__Stored items__
- - - -

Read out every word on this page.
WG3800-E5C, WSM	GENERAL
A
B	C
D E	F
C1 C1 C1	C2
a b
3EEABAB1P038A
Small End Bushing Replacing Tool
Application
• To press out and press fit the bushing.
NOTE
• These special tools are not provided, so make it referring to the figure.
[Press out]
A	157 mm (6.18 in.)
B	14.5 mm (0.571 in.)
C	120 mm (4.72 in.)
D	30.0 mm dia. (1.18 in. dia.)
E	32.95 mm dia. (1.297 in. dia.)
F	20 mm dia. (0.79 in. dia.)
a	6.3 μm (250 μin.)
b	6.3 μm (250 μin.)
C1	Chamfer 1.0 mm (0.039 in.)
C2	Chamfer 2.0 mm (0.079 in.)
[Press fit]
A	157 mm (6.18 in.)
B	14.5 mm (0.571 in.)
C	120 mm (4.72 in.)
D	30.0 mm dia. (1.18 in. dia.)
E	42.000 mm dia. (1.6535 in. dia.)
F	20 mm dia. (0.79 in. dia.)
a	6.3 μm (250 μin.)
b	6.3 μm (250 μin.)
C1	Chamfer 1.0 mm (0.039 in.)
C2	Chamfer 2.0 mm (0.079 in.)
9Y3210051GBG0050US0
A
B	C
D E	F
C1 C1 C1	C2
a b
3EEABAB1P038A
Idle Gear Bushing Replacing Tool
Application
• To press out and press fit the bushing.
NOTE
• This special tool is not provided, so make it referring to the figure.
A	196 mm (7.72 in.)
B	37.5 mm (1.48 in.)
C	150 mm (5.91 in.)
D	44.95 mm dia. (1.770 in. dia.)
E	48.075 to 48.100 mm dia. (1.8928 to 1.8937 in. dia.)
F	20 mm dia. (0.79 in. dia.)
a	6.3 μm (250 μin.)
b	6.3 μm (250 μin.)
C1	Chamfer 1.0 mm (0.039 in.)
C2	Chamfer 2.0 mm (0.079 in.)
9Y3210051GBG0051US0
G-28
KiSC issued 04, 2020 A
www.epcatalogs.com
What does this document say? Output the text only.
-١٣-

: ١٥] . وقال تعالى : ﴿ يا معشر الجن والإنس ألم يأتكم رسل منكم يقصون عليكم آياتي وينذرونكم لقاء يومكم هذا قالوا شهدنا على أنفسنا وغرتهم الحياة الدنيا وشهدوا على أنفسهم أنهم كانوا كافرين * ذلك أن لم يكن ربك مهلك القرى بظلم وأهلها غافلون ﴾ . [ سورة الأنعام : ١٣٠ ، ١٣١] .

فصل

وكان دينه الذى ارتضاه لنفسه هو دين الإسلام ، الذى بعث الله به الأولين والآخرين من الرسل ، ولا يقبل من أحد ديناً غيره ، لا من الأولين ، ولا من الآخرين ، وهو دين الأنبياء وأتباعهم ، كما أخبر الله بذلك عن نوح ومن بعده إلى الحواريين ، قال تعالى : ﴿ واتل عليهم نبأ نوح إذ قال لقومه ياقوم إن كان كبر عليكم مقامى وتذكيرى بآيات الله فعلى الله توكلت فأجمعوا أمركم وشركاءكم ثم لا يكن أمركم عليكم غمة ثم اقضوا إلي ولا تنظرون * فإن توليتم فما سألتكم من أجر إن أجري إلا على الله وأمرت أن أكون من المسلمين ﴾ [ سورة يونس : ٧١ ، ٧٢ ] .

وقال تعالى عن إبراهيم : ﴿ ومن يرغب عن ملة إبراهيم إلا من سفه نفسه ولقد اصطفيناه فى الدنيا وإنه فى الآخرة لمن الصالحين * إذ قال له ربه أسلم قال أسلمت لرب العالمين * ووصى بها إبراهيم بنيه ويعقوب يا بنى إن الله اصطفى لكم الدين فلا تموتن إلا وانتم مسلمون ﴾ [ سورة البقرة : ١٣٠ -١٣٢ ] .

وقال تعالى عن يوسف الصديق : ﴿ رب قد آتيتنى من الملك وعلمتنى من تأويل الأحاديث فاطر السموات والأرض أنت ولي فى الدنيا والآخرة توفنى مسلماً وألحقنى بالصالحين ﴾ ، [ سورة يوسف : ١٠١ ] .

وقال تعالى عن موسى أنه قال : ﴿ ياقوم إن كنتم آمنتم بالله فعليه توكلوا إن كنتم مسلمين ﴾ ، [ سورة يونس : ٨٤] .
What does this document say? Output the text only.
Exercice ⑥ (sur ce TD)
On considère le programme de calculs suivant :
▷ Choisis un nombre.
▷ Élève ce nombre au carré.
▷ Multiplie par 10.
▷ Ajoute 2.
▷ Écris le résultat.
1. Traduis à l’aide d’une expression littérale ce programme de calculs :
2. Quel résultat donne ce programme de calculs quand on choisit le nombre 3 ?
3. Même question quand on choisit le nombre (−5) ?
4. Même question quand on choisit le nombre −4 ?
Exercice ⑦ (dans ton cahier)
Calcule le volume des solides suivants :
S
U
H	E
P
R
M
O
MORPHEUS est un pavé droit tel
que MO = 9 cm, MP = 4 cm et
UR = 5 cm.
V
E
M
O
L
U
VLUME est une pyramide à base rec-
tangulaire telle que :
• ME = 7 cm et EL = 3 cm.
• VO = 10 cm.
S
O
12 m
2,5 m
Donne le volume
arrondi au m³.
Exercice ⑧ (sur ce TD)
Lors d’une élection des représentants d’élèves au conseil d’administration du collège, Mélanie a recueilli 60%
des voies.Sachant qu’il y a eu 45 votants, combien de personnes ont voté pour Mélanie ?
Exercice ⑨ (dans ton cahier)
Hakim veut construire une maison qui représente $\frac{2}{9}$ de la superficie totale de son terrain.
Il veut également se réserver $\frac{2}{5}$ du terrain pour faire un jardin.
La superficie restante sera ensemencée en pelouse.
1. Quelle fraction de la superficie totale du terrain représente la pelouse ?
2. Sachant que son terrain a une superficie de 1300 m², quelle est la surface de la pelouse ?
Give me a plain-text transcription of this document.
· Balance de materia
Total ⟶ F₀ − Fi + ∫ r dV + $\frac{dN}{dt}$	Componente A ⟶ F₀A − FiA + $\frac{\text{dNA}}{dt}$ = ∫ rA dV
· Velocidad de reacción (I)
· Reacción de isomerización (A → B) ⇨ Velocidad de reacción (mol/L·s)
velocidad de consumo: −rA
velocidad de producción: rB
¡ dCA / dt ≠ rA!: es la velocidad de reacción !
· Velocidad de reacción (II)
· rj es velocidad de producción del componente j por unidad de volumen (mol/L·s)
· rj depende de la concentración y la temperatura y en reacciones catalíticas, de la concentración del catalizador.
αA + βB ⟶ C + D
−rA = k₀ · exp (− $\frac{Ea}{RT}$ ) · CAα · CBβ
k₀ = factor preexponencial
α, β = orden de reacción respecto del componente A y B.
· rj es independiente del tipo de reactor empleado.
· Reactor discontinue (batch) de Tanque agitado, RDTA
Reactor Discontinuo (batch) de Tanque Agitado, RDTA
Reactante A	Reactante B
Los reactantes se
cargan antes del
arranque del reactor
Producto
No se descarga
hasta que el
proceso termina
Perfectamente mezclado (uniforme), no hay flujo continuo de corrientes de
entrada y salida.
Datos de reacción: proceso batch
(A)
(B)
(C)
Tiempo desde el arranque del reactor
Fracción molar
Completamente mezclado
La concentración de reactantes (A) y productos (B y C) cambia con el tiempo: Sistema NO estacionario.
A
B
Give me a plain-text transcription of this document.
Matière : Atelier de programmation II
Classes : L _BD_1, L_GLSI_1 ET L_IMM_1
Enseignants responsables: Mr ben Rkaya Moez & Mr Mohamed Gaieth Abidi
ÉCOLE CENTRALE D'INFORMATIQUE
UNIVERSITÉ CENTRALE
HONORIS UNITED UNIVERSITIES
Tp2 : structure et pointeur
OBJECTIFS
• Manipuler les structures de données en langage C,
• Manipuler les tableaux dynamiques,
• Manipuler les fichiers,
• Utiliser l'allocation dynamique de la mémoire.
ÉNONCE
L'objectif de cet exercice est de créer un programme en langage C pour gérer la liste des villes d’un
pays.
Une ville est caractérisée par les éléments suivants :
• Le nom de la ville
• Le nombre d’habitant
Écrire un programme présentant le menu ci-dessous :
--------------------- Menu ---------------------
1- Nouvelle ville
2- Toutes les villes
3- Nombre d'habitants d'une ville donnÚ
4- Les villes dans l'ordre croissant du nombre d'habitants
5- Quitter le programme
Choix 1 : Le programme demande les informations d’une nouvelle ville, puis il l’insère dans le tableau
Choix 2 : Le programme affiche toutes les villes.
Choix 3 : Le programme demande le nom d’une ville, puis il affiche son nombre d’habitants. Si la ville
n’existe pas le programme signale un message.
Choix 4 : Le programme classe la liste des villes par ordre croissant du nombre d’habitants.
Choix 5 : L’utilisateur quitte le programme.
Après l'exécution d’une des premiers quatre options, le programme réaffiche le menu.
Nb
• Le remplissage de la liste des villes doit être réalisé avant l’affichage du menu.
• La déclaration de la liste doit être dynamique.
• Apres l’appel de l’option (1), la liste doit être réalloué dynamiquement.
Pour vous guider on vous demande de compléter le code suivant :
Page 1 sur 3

- - - -

__WHAT YOU NEED TO DO__
From the entries above, extract every line where the word "Sachant" appears.

__EXERCISE RESPONSE__
des voies.Sachant qu’il y a eu 45 votants, combien de personnes ont voté pour Mélanie ?
2. Sachant que son terrain a une superficie de 1300 m², quelle est la surface de la pelouse ?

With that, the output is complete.